- _RECORD LIST_:
++++++++++++++++++++

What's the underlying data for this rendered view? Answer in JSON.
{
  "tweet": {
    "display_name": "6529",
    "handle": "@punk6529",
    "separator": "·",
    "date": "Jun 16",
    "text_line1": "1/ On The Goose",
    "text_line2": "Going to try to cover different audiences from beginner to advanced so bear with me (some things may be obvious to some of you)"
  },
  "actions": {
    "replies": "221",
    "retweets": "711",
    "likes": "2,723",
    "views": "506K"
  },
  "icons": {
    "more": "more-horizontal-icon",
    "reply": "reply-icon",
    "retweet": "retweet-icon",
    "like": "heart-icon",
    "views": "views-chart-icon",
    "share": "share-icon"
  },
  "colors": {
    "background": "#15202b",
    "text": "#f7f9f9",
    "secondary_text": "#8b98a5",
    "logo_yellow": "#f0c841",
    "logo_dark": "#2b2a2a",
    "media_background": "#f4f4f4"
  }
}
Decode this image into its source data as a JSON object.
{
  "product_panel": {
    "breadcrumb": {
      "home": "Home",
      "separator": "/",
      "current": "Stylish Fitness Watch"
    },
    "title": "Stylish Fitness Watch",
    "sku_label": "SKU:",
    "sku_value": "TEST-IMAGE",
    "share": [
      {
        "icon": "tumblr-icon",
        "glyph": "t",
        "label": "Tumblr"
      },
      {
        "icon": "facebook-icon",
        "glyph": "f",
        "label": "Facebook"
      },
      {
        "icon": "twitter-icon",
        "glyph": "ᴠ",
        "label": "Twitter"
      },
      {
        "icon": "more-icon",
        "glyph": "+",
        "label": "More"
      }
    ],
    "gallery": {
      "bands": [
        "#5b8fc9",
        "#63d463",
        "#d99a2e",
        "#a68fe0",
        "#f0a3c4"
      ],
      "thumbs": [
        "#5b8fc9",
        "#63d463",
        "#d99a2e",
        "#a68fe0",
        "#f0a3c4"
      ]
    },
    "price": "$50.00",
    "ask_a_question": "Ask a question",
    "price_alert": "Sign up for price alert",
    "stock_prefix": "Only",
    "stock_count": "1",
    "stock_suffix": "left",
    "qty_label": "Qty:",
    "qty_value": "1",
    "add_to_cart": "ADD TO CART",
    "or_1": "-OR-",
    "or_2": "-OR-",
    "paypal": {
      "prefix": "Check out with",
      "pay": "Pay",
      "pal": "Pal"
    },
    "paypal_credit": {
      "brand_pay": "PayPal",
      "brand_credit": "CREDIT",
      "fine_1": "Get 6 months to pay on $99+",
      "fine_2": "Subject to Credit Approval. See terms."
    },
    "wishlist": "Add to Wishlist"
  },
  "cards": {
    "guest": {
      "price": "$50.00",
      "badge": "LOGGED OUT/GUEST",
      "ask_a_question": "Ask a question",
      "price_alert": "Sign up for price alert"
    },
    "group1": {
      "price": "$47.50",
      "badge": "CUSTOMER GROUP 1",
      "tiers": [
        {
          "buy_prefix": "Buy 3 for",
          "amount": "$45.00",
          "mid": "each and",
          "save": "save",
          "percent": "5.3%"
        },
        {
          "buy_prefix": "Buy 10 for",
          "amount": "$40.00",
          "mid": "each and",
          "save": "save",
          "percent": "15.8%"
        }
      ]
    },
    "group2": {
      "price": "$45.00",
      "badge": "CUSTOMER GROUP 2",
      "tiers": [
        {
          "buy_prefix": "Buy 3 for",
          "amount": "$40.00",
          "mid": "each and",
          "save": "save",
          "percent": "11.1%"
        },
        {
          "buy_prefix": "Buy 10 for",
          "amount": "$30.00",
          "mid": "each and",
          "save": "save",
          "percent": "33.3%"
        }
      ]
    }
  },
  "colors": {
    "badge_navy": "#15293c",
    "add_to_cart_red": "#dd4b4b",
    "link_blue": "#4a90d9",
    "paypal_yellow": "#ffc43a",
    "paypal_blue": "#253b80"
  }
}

++++++++++++++++++++

Restate the listing above word for word.

- _EXERCISE OUTPUT_:
What's the underlying data for this rendered view? Answer in JSON.
{
  "tweet": {
    "display_name": "6529",
    "handle": "@punk6529",
    "separator": "·",
    "date": "Jun 16",
    "text_line1": "1/ On The Goose",
    "text_line2": "Going to try to cover different audiences from beginner to advanced so bear with me (some things may be obvious to some of you)"
  },
  "actions": {
    "replies": "221",
    "retweets": "711",
    "likes": "2,723",
    "views": "506K"
  },
  "icons": {
    "more": "more-horizontal-icon",
    "reply": "reply-icon",
    "retweet": "retweet-icon",
    "like": "heart-icon",
    "views": "views-chart-icon",
    "share": "share-icon"
  },
  "colors": {
    "background": "#15202b",
    "text": "#f7f9f9",
    "secondary_text": "#8b98a5",
    "logo_yellow": "#f0c841",
    "logo_dark": "#2b2a2a",
    "media_background": "#f4f4f4"
  }
}
Decode this image into its source data as a JSON object.
{
  "product_panel": {
    "breadcrumb": {
      "home": "Home",
      "separator": "/",
      "current": "Stylish Fitness Watch"
    },
    "title": "Stylish Fitness Watch",
    "sku_label": "SKU:",
    "sku_value": "TEST-IMAGE",
    "share": [
      {
        "icon": "tumblr-icon",
        "glyph": "t",
        "label": "Tumblr"
      },
      {
        "icon": "facebook-icon",
        "glyph": "f",
        "label": "Facebook"
      },
      {
        "icon": "twitter-icon",
        "glyph": "ᴠ",
        "label": "Twitter"
      },
      {
        "icon": "more-icon",
        "glyph": "+",
        "label": "More"
      }
    ],
    "gallery": {
      "bands": [
        "#5b8fc9",
        "#63d463",
        "#d99a2e",
        "#a68fe0",
        "#f0a3c4"
      ],
      "thumbs": [
        "#5b8fc9",
        "#63d463",
        "#d99a2e",
        "#a68fe0",
        "#f0a3c4"
      ]
    },
    "price": "$50.00",
    "ask_a_question": "Ask a question",
    "price_alert": "Sign up for price alert",
    "stock_prefix": "Only",
    "stock_count": "1",
    "stock_suffix": "left",
    "qty_label": "Qty:",
    "qty_value": "1",
    "add_to_cart": "ADD TO CART",
    "or_1": "-OR-",
    "or_2": "-OR-",
    "paypal": {
      "prefix": "Check out with",
      "pay": "Pay",
      "pal": "Pal"
    },
    "paypal_credit": {
      "brand_pay": "PayPal",
      "brand_credit": "CREDIT",
      "fine_1": "Get 6 months to pay on $99+",
      "fine_2": "Subject to Credit Approval. See terms."
    },
    "wishlist": "Add to Wishlist"
  },
  "cards": {
    "guest": {
      "price": "$50.00",
      "badge": "LOGGED OUT/GUEST",
      "ask_a_question": "Ask a question",
      "price_alert": "Sign up for price alert"
    },
    "group1": {
      "price": "$47.50",
      "badge": "CUSTOMER GROUP 1",
      "tiers": [
        {
          "buy_prefix": "Buy 3 for",
          "amount": "$45.00",
          "mid": "each and",
          "save": "save",
          "percent": "5.3%"
        },
        {
          "buy_prefix": "Buy 10 for",
          "amount": "$40.00",
          "mid": "each and",
          "save": "save",
          "percent": "15.8%"
        }
      ]
    },
    "group2": {
      "price": "$45.00",
      "badge": "CUSTOMER GROUP 2",
      "tiers": [
        {
          "buy_prefix": "Buy 3 for",
          "amount": "$40.00",
          "mid": "each and",
          "save": "save",
          "percent": "11.1%"
        },
        {
          "buy_prefix": "Buy 10 for",
          "amount": "$30.00",
          "mid": "each and",
          "save": "save",
          "percent": "33.3%"
        }
      ]
    }
  },
  "colors": {
    "badge_navy": "#15293c",
    "add_to_cart_red": "#dd4b4b",
    "link_blue": "#4a90d9",
    "paypal_yellow": "#ffc43a",
    "paypal_blue": "#253b80"
  }
}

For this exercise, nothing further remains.